(Extracted information)
+ + + + +

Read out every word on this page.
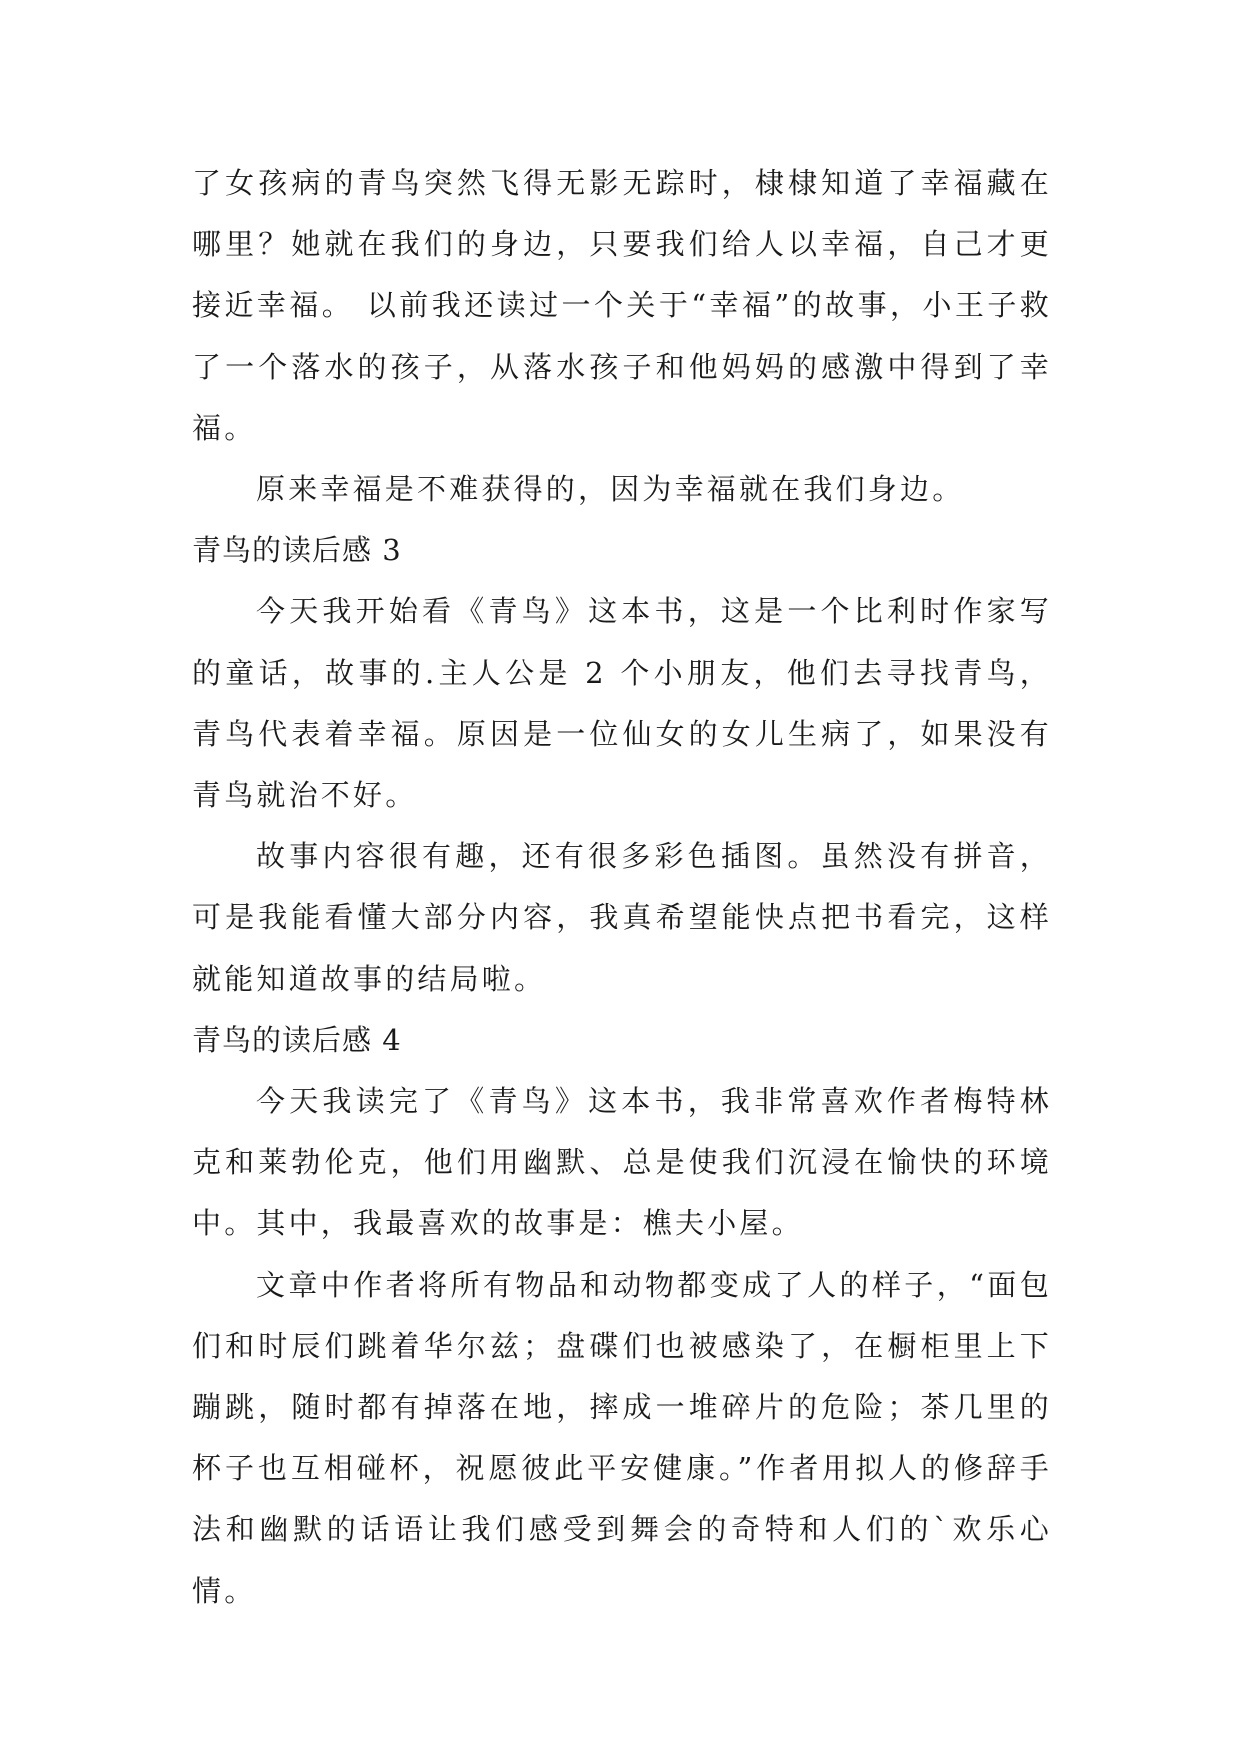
了女孩病的青鸟突然飞得无影无踪时，棣棣知道了幸福藏在哪里？她就在我们的身边，只要我们给人以幸福，自己才更接近幸福。 以前我还读过一个关于“幸福”的故事，小王子救了一个落水的孩子，从落水孩子和他妈妈的感激中得到了幸福。

原来幸福是不难获得的，因为幸福就在我们身边。

青鸟的读后感 3

今天我开始看《青鸟》这本书，这是一个比利时作家写的童话，故事的.主人公是 2 个小朋友，他们去寻找青鸟，青鸟代表着幸福。原因是一位仙女的女儿生病了，如果没有青鸟就治不好。

故事内容很有趣，还有很多彩色插图。虽然没有拼音，可是我能看懂大部分内容，我真希望能快点把书看完，这样就能知道故事的结局啦。

青鸟的读后感 4

今天我读完了《青鸟》这本书，我非常喜欢作者梅特林克和莱勃伦克，他们用幽默、总是使我们沉浸在愉快的环境中。其中，我最喜欢的故事是：樵夫小屋。

文章中作者将所有物品和动物都变成了人的样子，“面包们和时辰们跳着华尔兹；盘碟们也被感染了，在橱柜里上下蹦跳，随时都有掉落在地，摔成一堆碎片的危险；茶几里的杯子也互相碰杯，祝愿彼此平安健康。”作者用拟人的修辞手法和幽默的话语让我们感受到舞会的奇特和人们的`欢乐心情。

+ + + + +

(Required work) Reproduce every record above exactly, omitting the pictures.

(The solution)
Read out every word on this page.
了女孩病的青鸟突然飞得无影无踪时，棣棣知道了幸福藏在哪里？她就在我们的身边，只要我们给人以幸福，自己才更接近幸福。 以前我还读过一个关于“幸福”的故事，小王子救了一个落水的孩子，从落水孩子和他妈妈的感激中得到了幸福。

原来幸福是不难获得的，因为幸福就在我们身边。

青鸟的读后感 3

今天我开始看《青鸟》这本书，这是一个比利时作家写的童话，故事的.主人公是 2 个小朋友，他们去寻找青鸟，青鸟代表着幸福。原因是一位仙女的女儿生病了，如果没有青鸟就治不好。

故事内容很有趣，还有很多彩色插图。虽然没有拼音，可是我能看懂大部分内容，我真希望能快点把书看完，这样就能知道故事的结局啦。

青鸟的读后感 4

今天我读完了《青鸟》这本书，我非常喜欢作者梅特林克和莱勃伦克，他们用幽默、总是使我们沉浸在愉快的环境中。其中，我最喜欢的故事是：樵夫小屋。

文章中作者将所有物品和动物都变成了人的样子，“面包们和时辰们跳着华尔兹；盘碟们也被感染了，在橱柜里上下蹦跳，随时都有掉落在地，摔成一堆碎片的危险；茶几里的杯子也互相碰杯，祝愿彼此平安健康。”作者用拟人的修辞手法和幽默的话语让我们感受到舞会的奇特和人们的`欢乐心情。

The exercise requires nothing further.